### EXTRACTED ENTRIES
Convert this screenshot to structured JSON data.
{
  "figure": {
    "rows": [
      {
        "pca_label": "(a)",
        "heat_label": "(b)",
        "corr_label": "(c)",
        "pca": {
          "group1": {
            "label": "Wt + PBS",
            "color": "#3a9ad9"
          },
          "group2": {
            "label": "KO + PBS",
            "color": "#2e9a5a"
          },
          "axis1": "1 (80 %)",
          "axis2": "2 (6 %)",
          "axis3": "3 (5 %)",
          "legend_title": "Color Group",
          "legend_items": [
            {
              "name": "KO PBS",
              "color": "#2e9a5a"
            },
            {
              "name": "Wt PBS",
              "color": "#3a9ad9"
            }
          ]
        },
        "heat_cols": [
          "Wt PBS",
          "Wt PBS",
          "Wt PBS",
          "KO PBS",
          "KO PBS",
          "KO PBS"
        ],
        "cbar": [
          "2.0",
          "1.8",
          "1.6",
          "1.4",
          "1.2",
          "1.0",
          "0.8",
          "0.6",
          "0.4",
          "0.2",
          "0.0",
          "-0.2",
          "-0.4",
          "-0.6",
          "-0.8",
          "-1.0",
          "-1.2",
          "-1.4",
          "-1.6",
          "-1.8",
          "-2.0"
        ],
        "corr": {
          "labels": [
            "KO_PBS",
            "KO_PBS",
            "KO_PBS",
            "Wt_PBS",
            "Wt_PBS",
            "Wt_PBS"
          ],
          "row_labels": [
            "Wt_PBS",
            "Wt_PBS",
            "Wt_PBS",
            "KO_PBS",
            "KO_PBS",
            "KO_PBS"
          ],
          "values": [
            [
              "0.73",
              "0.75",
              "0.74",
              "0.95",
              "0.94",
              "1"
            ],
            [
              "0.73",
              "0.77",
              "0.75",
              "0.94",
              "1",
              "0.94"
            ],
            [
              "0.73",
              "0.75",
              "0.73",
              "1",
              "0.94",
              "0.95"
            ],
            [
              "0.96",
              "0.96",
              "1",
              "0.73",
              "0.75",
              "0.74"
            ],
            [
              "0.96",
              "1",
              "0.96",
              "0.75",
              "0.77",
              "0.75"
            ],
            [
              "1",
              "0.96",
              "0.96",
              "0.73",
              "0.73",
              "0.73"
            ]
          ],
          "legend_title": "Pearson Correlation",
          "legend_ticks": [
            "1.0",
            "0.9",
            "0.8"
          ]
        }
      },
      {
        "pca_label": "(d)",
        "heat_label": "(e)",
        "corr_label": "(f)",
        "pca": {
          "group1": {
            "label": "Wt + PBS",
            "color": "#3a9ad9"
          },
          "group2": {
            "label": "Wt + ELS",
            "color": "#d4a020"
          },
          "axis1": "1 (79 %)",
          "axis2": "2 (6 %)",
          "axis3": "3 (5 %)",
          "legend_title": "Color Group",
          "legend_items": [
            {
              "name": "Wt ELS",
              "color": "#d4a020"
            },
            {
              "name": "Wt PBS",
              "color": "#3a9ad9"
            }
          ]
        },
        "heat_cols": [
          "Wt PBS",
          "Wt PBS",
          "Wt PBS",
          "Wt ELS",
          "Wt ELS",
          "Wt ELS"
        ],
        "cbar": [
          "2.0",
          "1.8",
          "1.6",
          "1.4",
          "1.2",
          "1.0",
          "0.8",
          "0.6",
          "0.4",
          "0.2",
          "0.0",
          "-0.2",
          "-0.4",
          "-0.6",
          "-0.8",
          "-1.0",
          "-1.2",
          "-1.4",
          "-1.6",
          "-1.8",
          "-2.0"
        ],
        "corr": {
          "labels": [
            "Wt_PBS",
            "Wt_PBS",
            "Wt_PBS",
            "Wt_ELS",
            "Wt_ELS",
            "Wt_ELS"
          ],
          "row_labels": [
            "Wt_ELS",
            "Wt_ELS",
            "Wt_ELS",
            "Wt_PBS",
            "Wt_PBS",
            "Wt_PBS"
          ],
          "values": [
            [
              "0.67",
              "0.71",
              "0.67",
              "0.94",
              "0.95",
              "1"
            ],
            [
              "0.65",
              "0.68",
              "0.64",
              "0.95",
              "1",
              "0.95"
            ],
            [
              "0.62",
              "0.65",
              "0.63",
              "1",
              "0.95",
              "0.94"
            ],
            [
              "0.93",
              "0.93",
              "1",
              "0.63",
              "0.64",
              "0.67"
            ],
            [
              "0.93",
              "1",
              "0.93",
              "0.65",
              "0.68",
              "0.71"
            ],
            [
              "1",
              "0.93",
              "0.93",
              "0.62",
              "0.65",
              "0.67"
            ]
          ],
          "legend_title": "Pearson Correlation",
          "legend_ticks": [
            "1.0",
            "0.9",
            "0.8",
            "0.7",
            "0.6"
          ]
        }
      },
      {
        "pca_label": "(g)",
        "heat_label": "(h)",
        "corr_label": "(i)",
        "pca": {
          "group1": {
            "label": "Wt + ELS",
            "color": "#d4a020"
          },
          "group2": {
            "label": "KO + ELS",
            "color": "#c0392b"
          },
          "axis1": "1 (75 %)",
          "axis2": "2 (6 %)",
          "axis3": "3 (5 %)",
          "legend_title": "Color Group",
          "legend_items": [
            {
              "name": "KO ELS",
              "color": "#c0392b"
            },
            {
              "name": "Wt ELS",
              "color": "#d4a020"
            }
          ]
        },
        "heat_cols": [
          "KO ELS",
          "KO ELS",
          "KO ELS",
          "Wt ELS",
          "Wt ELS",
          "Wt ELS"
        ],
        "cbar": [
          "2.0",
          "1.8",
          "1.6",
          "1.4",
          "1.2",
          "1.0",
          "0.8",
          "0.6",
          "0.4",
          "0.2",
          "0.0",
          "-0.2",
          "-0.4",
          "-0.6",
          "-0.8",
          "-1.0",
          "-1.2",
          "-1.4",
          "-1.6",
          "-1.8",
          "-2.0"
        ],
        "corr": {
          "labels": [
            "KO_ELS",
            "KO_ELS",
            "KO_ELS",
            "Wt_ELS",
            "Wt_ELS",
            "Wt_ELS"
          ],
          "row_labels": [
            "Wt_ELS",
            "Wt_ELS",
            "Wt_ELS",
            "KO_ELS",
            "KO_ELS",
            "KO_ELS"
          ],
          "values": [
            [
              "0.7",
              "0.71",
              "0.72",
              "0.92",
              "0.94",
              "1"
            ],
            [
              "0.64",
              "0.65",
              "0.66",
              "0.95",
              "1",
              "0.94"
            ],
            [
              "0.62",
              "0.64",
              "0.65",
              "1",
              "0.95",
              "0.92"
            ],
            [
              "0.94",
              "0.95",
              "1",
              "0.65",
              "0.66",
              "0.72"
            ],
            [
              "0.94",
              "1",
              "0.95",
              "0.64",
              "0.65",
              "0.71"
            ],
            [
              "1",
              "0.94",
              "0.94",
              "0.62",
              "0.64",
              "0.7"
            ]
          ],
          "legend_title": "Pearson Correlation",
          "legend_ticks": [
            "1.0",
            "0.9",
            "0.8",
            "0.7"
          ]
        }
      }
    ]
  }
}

### EXERCISE
Repeat each record exactly. Omit nothing.

### ANSWER TO THE PROBLEM
Convert this screenshot to structured JSON data.
{
  "figure": {
    "rows": [
      {
        "pca_label": "(a)",
        "heat_label": "(b)",
        "corr_label": "(c)",
        "pca": {
          "group1": {
            "label": "Wt + PBS",
            "color": "#3a9ad9"
          },
          "group2": {
            "label": "KO + PBS",
            "color": "#2e9a5a"
          },
          "axis1": "1 (80 %)",
          "axis2": "2 (6 %)",
          "axis3": "3 (5 %)",
          "legend_title": "Color Group",
          "legend_items": [
            {
              "name": "KO PBS",
              "color": "#2e9a5a"
            },
            {
              "name": "Wt PBS",
              "color": "#3a9ad9"
            }
          ]
        },
        "heat_cols": [
          "Wt PBS",
          "Wt PBS",
          "Wt PBS",
          "KO PBS",
          "KO PBS",
          "KO PBS"
        ],
        "cbar": [
          "2.0",
          "1.8",
          "1.6",
          "1.4",
          "1.2",
          "1.0",
          "0.8",
          "0.6",
          "0.4",
          "0.2",
          "0.0",
          "-0.2",
          "-0.4",
          "-0.6",
          "-0.8",
          "-1.0",
          "-1.2",
          "-1.4",
          "-1.6",
          "-1.8",
          "-2.0"
        ],
        "corr": {
          "labels": [
            "KO_PBS",
            "KO_PBS",
            "KO_PBS",
            "Wt_PBS",
            "Wt_PBS",
            "Wt_PBS"
          ],
          "row_labels": [
            "Wt_PBS",
            "Wt_PBS",
            "Wt_PBS",
            "KO_PBS",
            "KO_PBS",
            "KO_PBS"
          ],
          "values": [
            [
              "0.73",
              "0.75",
              "0.74",
              "0.95",
              "0.94",
              "1"
            ],
            [
              "0.73",
              "0.77",
              "0.75",
              "0.94",
              "1",
              "0.94"
            ],
            [
              "0.73",
              "0.75",
              "0.73",
              "1",
              "0.94",
              "0.95"
            ],
            [
              "0.96",
              "0.96",
              "1",
              "0.73",
              "0.75",
              "0.74"
            ],
            [
              "0.96",
              "1",
              "0.96",
              "0.75",
              "0.77",
              "0.75"
            ],
            [
              "1",
              "0.96",
              "0.96",
              "0.73",
              "0.73",
              "0.73"
            ]
          ],
          "legend_title": "Pearson Correlation",
          "legend_ticks": [
            "1.0",
            "0.9",
            "0.8"
          ]
        }
      },
      {
        "pca_label": "(d)",
        "heat_label": "(e)",
        "corr_label": "(f)",
        "pca": {
          "group1": {
            "label": "Wt + PBS",
            "color": "#3a9ad9"
          },
          "group2": {
            "label": "Wt + ELS",
            "color": "#d4a020"
          },
          "axis1": "1 (79 %)",
          "axis2": "2 (6 %)",
          "axis3": "3 (5 %)",
          "legend_title": "Color Group",
          "legend_items": [
            {
              "name": "Wt ELS",
              "color": "#d4a020"
            },
            {
              "name": "Wt PBS",
              "color": "#3a9ad9"
            }
          ]
        },
        "heat_cols": [
          "Wt PBS",
          "Wt PBS",
          "Wt PBS",
          "Wt ELS",
          "Wt ELS",
          "Wt ELS"
        ],
        "cbar": [
          "2.0",
          "1.8",
          "1.6",
          "1.4",
          "1.2",
          "1.0",
          "0.8",
          "0.6",
          "0.4",
          "0.2",
          "0.0",
          "-0.2",
          "-0.4",
          "-0.6",
          "-0.8",
          "-1.0",
          "-1.2",
          "-1.4",
          "-1.6",
          "-1.8",
          "-2.0"
        ],
        "corr": {
          "labels": [
            "Wt_PBS",
            "Wt_PBS",
            "Wt_PBS",
            "Wt_ELS",
            "Wt_ELS",
            "Wt_ELS"
          ],
          "row_labels": [
            "Wt_ELS",
            "Wt_ELS",
            "Wt_ELS",
            "Wt_PBS",
            "Wt_PBS",
            "Wt_PBS"
          ],
          "values": [
            [
              "0.67",
              "0.71",
              "0.67",
              "0.94",
              "0.95",
              "1"
            ],
            [
              "0.65",
              "0.68",
              "0.64",
              "0.95",
              "1",
              "0.95"
            ],
            [
              "0.62",
              "0.65",
              "0.63",
              "1",
              "0.95",
              "0.94"
            ],
            [
              "0.93",
              "0.93",
              "1",
              "0.63",
              "0.64",
              "0.67"
            ],
            [
              "0.93",
              "1",
              "0.93",
              "0.65",
              "0.68",
              "0.71"
            ],
            [
              "1",
              "0.93",
              "0.93",
              "0.62",
              "0.65",
              "0.67"
            ]
          ],
          "legend_title": "Pearson Correlation",
          "legend_ticks": [
            "1.0",
            "0.9",
            "0.8",
            "0.7",
            "0.6"
          ]
        }
      },
      {
        "pca_label": "(g)",
        "heat_label": "(h)",
        "corr_label": "(i)",
        "pca": {
          "group1": {
            "label": "Wt + ELS",
            "color": "#d4a020"
          },
          "group2": {
            "label": "KO + ELS",
            "color": "#c0392b"
          },
          "axis1": "1 (75 %)",
          "axis2": "2 (6 %)",
          "axis3": "3 (5 %)",
          "legend_title": "Color Group",
          "legend_items": [
            {
              "name": "KO ELS",
              "color": "#c0392b"
            },
            {
              "name": "Wt ELS",
              "color": "#d4a020"
            }
          ]
        },
        "heat_cols": [
          "KO ELS",
          "KO ELS",
          "KO ELS",
          "Wt ELS",
          "Wt ELS",
          "Wt ELS"
        ],
        "cbar": [
          "2.0",
          "1.8",
          "1.6",
          "1.4",
          "1.2",
          "1.0",
          "0.8",
          "0.6",
          "0.4",
          "0.2",
          "0.0",
          "-0.2",
          "-0.4",
          "-0.6",
          "-0.8",
          "-1.0",
          "-1.2",
          "-1.4",
          "-1.6",
          "-1.8",
          "-2.0"
        ],
        "corr": {
          "labels": [
            "KO_ELS",
            "KO_ELS",
            "KO_ELS",
            "Wt_ELS",
            "Wt_ELS",
            "Wt_ELS"
          ],
          "row_labels": [
            "Wt_ELS",
            "Wt_ELS",
            "Wt_ELS",
            "KO_ELS",
            "KO_ELS",
            "KO_ELS"
          ],
          "values": [
            [
              "0.7",
              "0.71",
              "0.72",
              "0.92",
              "0.94",
              "1"
            ],
            [
              "0.64",
              "0.65",
              "0.66",
              "0.95",
              "1",
              "0.94"
            ],
            [
              "0.62",
              "0.64",
              "0.65",
              "1",
              "0.95",
              "0.92"
            ],
            [
              "0.94",
              "0.95",
              "1",
              "0.65",
              "0.66",
              "0.72"
            ],
            [
              "0.94",
              "1",
              "0.95",
              "0.64",
              "0.65",
              "0.71"
            ],
            [
              "1",
              "0.94",
              "0.94",
              "0.62",
              "0.64",
              "0.7"
            ]
          ],
          "legend_title": "Pearson Correlation",
          "legend_ticks": [
            "1.0",
            "0.9",
            "0.8",
            "0.7"
          ]
        }
      }
    ]
  }
}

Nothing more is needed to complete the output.